> [Problem 1] List every percentage figure in the executive summary of the support ticket routing page.
> [Problem 2] According to the support ticket routing page, what inference latency does the system achieve?

NLP Support Ticket Auto-Routing System

Production-Ready ML Application for Intelligent Ticket Classification

Python PyTorch NLP Flask Deep Learning
View Live Demo View on GitHub

Live Demo: https://nlp-support-ticket.up.railway.app
GitHub: https://github.com/ijonathans/nlp-support-ticket

Executive Summary

This project delivers a production-ready NLP system that automatically routes customer support tickets to the correct department with 67.2% accuracy and 1.28ms inference latency. The system implements a human-in-the-loop strategy using confidence thresholding, achieving 78% accuracy on 70% of tickets while routing uncertain cases to human agents.

> [Supplied material]
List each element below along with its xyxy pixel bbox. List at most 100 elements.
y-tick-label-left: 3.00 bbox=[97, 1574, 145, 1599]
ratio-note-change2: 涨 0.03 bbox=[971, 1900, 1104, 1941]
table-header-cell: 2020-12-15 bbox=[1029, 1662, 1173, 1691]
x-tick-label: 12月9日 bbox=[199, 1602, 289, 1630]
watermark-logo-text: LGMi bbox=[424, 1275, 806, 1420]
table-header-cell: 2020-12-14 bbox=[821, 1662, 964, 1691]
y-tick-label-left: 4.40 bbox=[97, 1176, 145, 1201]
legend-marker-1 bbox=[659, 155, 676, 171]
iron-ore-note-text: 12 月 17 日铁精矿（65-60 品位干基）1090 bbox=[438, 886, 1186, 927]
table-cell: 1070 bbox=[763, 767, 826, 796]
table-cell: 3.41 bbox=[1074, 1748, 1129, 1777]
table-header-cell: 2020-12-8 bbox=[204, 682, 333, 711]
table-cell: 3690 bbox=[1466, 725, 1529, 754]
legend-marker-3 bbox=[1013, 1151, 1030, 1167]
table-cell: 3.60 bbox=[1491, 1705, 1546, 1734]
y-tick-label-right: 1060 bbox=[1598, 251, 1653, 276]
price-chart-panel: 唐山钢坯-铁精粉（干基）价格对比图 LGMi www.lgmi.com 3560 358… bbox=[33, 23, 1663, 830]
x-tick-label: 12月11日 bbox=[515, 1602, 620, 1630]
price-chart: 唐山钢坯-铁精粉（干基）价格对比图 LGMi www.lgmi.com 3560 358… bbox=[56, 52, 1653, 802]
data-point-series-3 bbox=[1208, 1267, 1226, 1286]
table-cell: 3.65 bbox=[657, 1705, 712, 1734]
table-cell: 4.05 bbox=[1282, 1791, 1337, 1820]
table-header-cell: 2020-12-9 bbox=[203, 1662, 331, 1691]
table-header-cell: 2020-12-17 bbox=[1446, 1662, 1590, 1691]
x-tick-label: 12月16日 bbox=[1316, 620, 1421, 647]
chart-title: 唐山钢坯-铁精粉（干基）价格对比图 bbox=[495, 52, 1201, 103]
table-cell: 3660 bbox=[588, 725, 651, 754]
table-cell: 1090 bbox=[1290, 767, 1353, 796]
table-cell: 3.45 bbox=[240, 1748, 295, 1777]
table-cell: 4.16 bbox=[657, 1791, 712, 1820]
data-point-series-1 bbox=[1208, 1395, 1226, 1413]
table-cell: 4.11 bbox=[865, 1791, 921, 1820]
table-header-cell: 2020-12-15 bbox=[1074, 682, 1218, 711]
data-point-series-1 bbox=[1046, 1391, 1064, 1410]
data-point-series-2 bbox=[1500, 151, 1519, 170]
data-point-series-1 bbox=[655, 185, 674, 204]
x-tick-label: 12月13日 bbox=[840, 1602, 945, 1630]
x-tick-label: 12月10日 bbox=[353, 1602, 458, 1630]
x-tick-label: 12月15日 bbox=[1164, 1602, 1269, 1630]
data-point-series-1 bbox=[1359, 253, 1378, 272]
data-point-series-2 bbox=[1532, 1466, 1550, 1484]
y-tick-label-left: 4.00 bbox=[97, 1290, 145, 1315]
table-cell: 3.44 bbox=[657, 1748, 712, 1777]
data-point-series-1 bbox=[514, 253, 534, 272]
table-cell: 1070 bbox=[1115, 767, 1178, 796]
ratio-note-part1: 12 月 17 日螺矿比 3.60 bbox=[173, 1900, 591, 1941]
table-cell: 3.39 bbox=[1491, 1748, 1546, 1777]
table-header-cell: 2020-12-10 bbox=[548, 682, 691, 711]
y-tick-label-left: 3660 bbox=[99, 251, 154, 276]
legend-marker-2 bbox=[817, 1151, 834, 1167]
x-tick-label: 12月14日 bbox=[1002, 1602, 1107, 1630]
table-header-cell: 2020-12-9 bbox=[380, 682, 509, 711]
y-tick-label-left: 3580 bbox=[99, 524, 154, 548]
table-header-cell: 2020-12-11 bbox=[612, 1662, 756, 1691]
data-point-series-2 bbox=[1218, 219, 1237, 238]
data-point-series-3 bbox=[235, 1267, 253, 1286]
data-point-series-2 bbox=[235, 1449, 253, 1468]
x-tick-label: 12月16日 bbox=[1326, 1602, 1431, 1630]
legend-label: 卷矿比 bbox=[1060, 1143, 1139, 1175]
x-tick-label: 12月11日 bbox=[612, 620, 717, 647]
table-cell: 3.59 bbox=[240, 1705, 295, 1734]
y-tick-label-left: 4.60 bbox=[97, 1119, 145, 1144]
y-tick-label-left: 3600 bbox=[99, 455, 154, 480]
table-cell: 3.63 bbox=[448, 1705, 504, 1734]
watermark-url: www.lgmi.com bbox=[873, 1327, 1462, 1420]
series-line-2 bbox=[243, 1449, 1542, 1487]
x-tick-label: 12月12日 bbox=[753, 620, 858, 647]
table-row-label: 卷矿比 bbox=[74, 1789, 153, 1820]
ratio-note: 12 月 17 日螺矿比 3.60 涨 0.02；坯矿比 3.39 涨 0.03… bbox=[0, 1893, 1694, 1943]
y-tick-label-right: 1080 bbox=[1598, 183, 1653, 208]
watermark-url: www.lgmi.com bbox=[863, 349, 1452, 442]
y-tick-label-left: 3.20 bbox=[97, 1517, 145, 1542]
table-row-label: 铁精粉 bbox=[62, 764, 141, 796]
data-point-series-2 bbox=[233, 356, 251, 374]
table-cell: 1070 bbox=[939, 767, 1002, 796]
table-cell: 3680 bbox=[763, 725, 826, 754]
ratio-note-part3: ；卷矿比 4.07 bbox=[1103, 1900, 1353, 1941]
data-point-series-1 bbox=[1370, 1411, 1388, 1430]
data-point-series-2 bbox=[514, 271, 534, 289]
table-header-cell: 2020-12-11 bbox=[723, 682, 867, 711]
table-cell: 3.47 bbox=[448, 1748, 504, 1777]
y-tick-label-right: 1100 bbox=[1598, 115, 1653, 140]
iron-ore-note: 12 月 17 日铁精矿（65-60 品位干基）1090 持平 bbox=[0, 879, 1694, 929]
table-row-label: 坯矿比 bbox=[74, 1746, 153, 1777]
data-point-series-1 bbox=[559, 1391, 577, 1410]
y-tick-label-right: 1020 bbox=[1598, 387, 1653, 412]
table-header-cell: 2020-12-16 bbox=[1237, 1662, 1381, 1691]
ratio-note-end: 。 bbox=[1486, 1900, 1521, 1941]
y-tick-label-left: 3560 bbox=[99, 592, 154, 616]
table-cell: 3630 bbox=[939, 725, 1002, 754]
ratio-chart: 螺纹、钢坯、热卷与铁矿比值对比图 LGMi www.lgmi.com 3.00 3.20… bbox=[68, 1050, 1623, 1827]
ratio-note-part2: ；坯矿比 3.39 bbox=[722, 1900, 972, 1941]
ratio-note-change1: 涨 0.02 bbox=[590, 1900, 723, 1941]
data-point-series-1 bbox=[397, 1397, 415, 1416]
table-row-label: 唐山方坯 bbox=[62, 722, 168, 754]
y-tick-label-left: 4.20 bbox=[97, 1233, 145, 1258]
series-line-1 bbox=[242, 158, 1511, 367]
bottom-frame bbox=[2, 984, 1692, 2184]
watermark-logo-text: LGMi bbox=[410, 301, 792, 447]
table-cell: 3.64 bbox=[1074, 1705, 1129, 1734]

> [Written answer 1] 67.2%, 78%, 70%

> [Written answer 2] 1.28ms